▸ Exercise instructions
Work out the number of lines containing "your". Answer with nothing but that number.

--------

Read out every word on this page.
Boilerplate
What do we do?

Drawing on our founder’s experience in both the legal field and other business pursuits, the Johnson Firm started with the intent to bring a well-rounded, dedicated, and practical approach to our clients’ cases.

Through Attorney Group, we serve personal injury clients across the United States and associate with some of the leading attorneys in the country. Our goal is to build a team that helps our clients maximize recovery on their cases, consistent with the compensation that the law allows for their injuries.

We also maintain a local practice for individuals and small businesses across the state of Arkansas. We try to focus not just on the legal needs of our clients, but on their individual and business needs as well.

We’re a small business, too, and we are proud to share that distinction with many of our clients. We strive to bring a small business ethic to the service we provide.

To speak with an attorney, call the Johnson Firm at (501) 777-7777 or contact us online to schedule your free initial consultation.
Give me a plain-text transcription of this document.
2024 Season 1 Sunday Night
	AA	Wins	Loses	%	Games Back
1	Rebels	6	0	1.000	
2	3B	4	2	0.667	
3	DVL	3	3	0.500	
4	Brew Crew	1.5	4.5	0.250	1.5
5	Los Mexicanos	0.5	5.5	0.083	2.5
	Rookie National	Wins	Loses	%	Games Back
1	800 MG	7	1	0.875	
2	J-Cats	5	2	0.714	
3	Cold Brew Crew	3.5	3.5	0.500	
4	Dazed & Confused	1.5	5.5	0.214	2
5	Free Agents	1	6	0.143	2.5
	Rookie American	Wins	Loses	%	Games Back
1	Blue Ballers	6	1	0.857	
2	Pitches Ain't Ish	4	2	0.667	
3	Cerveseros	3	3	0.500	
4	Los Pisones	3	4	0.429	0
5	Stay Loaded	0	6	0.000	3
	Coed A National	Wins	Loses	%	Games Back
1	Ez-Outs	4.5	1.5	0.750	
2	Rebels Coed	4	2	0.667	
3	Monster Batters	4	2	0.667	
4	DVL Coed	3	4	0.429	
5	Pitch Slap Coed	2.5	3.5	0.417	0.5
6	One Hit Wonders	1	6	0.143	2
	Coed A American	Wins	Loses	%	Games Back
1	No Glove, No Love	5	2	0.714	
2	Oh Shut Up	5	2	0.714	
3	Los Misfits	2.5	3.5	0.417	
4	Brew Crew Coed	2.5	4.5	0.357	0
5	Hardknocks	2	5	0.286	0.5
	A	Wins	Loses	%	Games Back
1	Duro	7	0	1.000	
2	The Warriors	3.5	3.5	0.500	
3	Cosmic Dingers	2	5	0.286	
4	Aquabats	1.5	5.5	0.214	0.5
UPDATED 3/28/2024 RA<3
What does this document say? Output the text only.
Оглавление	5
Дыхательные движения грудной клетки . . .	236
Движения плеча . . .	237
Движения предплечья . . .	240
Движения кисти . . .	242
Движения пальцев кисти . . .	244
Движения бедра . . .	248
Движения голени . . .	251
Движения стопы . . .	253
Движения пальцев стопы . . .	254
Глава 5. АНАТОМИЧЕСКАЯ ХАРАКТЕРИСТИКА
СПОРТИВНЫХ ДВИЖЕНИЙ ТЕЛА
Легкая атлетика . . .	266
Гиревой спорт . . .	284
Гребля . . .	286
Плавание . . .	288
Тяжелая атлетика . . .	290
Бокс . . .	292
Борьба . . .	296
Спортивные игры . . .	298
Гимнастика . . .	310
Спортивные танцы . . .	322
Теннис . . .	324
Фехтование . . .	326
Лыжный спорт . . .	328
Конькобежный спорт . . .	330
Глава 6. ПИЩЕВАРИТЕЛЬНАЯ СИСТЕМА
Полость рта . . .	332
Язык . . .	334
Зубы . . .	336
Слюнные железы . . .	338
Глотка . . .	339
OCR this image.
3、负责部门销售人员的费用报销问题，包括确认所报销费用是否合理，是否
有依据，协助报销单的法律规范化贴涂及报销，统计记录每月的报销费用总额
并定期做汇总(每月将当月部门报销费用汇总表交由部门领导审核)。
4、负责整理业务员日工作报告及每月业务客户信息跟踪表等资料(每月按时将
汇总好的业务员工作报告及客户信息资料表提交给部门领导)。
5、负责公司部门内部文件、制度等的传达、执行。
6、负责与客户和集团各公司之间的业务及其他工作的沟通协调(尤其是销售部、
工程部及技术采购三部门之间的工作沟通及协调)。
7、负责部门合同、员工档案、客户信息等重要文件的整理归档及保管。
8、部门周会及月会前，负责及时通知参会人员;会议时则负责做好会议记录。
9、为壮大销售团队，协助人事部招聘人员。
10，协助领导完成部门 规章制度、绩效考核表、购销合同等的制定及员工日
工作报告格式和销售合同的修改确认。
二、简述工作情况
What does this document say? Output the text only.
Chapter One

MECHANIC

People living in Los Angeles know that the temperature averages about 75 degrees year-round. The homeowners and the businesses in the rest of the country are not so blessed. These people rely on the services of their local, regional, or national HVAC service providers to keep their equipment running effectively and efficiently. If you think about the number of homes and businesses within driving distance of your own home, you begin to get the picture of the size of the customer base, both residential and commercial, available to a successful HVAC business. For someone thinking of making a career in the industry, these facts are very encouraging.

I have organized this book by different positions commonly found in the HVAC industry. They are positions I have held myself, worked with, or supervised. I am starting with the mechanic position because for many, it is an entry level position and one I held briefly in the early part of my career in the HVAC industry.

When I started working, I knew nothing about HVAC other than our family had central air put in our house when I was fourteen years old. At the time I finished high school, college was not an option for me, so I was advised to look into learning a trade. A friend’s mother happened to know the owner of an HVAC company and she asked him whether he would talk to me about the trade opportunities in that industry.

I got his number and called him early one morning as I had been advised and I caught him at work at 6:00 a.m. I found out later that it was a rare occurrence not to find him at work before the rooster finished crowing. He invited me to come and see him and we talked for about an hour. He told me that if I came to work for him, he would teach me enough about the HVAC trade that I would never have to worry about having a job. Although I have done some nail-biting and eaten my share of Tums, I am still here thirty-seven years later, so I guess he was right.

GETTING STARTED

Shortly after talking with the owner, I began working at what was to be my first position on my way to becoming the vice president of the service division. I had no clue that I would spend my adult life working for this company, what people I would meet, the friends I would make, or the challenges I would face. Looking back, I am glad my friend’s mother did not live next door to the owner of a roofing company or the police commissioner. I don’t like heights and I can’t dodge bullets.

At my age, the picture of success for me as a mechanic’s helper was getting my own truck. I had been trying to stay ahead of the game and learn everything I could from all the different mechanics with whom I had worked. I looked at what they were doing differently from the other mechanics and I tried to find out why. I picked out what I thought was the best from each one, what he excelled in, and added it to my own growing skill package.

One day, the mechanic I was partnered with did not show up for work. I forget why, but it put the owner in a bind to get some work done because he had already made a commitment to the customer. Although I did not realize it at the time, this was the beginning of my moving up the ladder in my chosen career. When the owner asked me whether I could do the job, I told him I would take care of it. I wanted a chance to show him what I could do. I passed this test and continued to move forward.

--------

▸ Result
2